### Task description
Repeat the records verbatim and leave the pictures out of your copy.

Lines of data
###
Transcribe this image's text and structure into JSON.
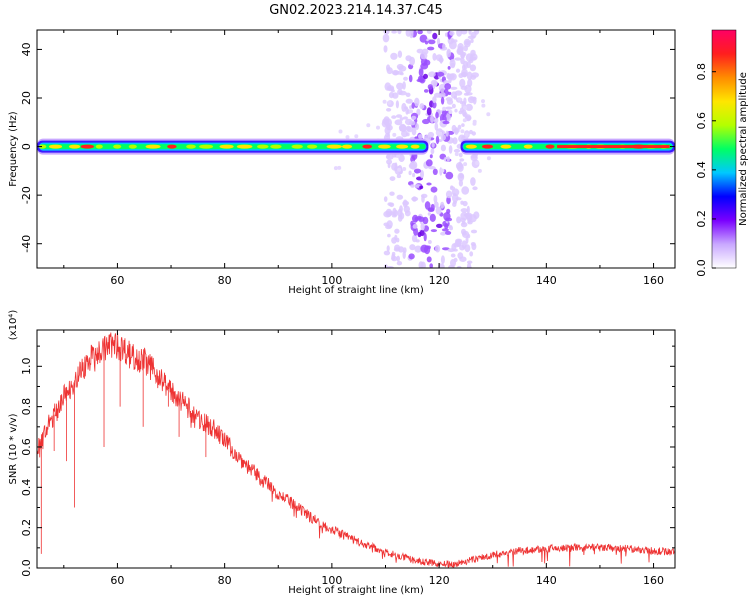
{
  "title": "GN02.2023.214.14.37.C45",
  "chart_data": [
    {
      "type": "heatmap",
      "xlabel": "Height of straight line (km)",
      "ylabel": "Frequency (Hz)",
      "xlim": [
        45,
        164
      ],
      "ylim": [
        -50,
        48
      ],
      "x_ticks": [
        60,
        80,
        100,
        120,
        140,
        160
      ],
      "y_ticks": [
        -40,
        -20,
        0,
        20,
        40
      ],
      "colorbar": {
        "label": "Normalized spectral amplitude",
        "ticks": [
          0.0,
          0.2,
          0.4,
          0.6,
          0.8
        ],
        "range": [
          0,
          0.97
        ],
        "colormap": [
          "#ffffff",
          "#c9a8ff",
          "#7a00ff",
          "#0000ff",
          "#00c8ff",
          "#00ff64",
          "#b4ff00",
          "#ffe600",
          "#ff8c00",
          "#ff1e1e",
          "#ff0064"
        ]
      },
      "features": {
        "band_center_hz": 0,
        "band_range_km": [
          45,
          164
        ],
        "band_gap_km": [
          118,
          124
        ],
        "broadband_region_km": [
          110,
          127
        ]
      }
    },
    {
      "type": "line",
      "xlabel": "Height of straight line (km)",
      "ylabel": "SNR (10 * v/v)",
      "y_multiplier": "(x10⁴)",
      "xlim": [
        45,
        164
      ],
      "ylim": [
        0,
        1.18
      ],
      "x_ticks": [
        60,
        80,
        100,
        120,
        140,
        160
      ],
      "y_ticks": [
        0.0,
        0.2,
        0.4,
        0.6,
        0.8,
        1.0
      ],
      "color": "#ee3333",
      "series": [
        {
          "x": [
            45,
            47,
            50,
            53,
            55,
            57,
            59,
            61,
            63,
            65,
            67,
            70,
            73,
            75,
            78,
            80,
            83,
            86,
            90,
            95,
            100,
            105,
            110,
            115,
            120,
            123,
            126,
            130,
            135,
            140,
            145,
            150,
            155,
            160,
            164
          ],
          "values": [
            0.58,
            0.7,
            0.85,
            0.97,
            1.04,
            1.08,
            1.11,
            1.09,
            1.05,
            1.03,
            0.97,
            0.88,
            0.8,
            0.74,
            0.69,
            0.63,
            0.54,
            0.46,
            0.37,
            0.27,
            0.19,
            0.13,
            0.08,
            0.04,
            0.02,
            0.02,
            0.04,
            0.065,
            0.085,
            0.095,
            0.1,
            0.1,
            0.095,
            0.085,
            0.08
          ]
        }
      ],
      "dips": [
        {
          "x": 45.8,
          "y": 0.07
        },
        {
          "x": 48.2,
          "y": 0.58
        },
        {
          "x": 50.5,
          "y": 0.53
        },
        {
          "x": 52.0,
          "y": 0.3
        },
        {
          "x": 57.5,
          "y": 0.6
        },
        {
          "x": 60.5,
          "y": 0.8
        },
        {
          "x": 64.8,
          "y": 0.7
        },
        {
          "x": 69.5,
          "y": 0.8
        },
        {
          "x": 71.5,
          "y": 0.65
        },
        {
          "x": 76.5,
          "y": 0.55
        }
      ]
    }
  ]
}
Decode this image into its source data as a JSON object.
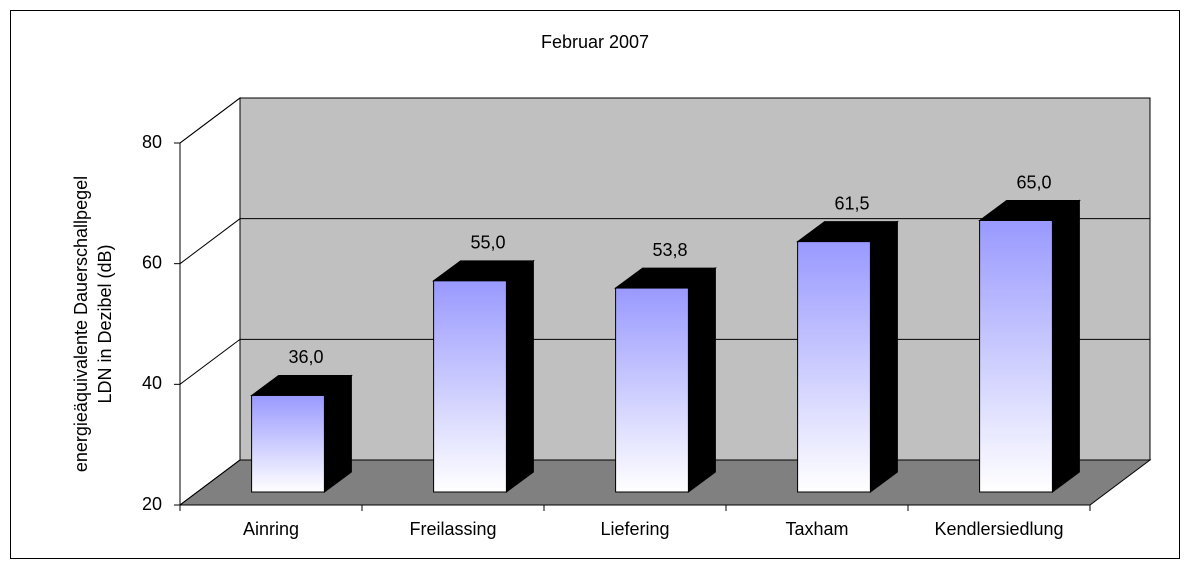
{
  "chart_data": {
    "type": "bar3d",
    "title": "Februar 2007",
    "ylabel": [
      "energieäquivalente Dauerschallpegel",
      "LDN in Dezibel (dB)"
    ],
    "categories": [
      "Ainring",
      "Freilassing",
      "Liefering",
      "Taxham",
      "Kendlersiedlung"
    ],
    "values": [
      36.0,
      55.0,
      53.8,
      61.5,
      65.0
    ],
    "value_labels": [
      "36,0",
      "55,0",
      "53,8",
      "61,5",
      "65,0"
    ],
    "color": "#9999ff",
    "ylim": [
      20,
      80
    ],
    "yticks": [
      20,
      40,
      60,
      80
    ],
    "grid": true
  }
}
###
### Worked solution
Transcribe this image's text and structure into JSON.
{
  "title": "GN02.2023.214.14.37.C45",
  "chart_data": [
    {
      "type": "heatmap",
      "xlabel": "Height of straight line (km)",
      "ylabel": "Frequency (Hz)",
      "xlim": [
        45,
        164
      ],
      "ylim": [
        -50,
        48
      ],
      "x_ticks": [
        60,
        80,
        100,
        120,
        140,
        160
      ],
      "y_ticks": [
        -40,
        -20,
        0,
        20,
        40
      ],
      "colorbar": {
        "label": "Normalized spectral amplitude",
        "ticks": [
          0.0,
          0.2,
          0.4,
          0.6,
          0.8
        ],
        "range": [
          0,
          0.97
        ],
        "colormap": [
          "#ffffff",
          "#c9a8ff",
          "#7a00ff",
          "#0000ff",
          "#00c8ff",
          "#00ff64",
          "#b4ff00",
          "#ffe600",
          "#ff8c00",
          "#ff1e1e",
          "#ff0064"
        ]
      },
      "features": {
        "band_center_hz": 0,
        "band_range_km": [
          45,
          164
        ],
        "band_gap_km": [
          118,
          124
        ],
        "broadband_region_km": [
          110,
          127
        ]
      }
    },
    {
      "type": "line",
      "xlabel": "Height of straight line (km)",
      "ylabel": "SNR (10 * v/v)",
      "y_multiplier": "(x10⁴)",
      "xlim": [
        45,
        164
      ],
      "ylim": [
        0,
        1.18
      ],
      "x_ticks": [
        60,
        80,
        100,
        120,
        140,
        160
      ],
      "y_ticks": [
        0.0,
        0.2,
        0.4,
        0.6,
        0.8,
        1.0
      ],
      "color": "#ee3333",
      "series": [
        {
          "x": [
            45,
            47,
            50,
            53,
            55,
            57,
            59,
            61,
            63,
            65,
            67,
            70,
            73,
            75,
            78,
            80,
            83,
            86,
            90,
            95,
            100,
            105,
            110,
            115,
            120,
            123,
            126,
            130,
            135,
            140,
            145,
            150,
            155,
            160,
            164
          ],
          "values": [
            0.58,
            0.7,
            0.85,
            0.97,
            1.04,
            1.08,
            1.11,
            1.09,
            1.05,
            1.03,
            0.97,
            0.88,
            0.8,
            0.74,
            0.69,
            0.63,
            0.54,
            0.46,
            0.37,
            0.27,
            0.19,
            0.13,
            0.08,
            0.04,
            0.02,
            0.02,
            0.04,
            0.065,
            0.085,
            0.095,
            0.1,
            0.1,
            0.095,
            0.085,
            0.08
          ]
        }
      ],
      "dips": [
        {
          "x": 45.8,
          "y": 0.07
        },
        {
          "x": 48.2,
          "y": 0.58
        },
        {
          "x": 50.5,
          "y": 0.53
        },
        {
          "x": 52.0,
          "y": 0.3
        },
        {
          "x": 57.5,
          "y": 0.6
        },
        {
          "x": 60.5,
          "y": 0.8
        },
        {
          "x": 64.8,
          "y": 0.7
        },
        {
          "x": 69.5,
          "y": 0.8
        },
        {
          "x": 71.5,
          "y": 0.65
        },
        {
          "x": 76.5,
          "y": 0.55
        }
      ]
    }
  ]
}
Decode this image into its source data as a JSON object.
{
  "chart_data": {
    "type": "bar3d",
    "title": "Februar 2007",
    "ylabel": [
      "energieäquivalente Dauerschallpegel",
      "LDN in Dezibel (dB)"
    ],
    "categories": [
      "Ainring",
      "Freilassing",
      "Liefering",
      "Taxham",
      "Kendlersiedlung"
    ],
    "values": [
      36.0,
      55.0,
      53.8,
      61.5,
      65.0
    ],
    "value_labels": [
      "36,0",
      "55,0",
      "53,8",
      "61,5",
      "65,0"
    ],
    "color": "#9999ff",
    "ylim": [
      20,
      80
    ],
    "yticks": [
      20,
      40,
      60,
      80
    ],
    "grid": true
  }
}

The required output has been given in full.